§ DATASET EXCERPTS:

═══

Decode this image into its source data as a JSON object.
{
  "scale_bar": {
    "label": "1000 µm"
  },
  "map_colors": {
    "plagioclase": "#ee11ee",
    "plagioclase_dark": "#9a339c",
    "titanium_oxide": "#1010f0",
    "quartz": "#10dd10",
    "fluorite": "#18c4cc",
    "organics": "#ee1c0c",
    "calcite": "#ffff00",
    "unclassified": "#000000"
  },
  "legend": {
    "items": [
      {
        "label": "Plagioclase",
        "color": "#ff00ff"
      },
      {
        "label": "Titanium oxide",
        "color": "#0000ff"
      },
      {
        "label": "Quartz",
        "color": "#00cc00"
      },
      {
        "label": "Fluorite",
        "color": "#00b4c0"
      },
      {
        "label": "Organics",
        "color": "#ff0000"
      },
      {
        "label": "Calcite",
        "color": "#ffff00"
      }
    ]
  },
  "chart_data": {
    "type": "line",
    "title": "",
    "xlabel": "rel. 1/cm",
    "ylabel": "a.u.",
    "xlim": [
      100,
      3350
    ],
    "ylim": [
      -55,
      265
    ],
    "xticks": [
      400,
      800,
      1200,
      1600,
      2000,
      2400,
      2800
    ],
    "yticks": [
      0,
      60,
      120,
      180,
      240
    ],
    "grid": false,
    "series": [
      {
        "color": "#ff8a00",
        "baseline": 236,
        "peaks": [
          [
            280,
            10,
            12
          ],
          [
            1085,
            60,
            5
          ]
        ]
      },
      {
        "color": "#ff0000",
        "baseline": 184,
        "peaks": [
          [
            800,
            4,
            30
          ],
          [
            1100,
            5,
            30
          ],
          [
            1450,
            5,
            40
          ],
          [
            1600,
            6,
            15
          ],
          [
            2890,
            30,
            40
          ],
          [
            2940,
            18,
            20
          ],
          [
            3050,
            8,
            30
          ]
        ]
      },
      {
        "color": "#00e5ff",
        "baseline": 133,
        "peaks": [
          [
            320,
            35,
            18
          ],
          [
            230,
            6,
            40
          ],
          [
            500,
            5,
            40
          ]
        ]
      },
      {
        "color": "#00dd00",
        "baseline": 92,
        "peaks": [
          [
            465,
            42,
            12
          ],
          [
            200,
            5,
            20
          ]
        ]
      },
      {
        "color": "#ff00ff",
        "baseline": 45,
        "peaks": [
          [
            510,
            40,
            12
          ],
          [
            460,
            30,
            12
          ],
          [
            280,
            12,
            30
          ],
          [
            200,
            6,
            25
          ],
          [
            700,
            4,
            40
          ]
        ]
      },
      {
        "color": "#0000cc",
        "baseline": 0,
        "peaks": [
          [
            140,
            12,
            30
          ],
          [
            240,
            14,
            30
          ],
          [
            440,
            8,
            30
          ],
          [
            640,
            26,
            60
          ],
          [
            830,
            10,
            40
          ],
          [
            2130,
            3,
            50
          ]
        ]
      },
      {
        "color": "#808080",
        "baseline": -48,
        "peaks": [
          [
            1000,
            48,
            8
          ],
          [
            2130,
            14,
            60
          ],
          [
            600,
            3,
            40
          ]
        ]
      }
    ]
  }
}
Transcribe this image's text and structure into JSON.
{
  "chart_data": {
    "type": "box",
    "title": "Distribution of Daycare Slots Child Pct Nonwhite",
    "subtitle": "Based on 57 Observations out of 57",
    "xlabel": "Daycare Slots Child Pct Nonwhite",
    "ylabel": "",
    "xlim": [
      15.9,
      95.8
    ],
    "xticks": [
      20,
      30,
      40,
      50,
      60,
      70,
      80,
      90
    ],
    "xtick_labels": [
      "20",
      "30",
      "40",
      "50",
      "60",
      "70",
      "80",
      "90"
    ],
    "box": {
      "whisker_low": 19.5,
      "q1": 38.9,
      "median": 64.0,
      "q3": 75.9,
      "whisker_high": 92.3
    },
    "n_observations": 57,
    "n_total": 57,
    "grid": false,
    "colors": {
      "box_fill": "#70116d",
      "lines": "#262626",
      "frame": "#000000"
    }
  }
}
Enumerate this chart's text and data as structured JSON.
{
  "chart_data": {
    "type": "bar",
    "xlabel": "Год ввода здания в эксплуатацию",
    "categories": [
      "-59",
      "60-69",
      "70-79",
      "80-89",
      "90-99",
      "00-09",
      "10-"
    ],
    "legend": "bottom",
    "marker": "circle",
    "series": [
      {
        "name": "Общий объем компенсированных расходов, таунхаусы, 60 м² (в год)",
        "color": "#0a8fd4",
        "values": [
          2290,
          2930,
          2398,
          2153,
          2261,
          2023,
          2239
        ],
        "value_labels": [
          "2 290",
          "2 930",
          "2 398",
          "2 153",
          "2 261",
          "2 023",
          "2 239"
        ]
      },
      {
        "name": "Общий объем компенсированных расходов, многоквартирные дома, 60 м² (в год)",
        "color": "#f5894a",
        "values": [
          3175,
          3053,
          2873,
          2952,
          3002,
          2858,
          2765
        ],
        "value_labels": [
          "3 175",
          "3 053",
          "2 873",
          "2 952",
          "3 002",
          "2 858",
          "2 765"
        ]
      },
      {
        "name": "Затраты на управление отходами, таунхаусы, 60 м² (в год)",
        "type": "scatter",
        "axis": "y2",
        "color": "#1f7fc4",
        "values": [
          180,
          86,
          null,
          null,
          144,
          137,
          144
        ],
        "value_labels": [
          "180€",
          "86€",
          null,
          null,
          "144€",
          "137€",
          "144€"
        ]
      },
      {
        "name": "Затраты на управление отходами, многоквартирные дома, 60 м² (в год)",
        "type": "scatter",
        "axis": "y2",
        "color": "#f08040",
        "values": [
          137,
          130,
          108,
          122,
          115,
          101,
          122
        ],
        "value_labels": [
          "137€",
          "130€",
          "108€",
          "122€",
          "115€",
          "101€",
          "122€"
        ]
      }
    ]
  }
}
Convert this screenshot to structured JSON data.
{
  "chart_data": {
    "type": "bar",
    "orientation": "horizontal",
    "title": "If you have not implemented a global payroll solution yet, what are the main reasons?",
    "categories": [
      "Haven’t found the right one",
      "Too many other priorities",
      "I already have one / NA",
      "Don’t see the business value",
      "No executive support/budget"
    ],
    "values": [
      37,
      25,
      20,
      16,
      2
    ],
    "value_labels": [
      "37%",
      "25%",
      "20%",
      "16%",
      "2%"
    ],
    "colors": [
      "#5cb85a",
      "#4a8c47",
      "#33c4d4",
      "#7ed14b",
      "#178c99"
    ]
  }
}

═══

§ SHORT EXERCISE: Copy each line above that contains the string "Nonwhite".

§ RESULT FOR THIS EXERCISE:
    "title": "Distribution of Daycare Slots Child Pct Nonwhite",
    "xlabel": "Daycare Slots Child Pct Nonwhite",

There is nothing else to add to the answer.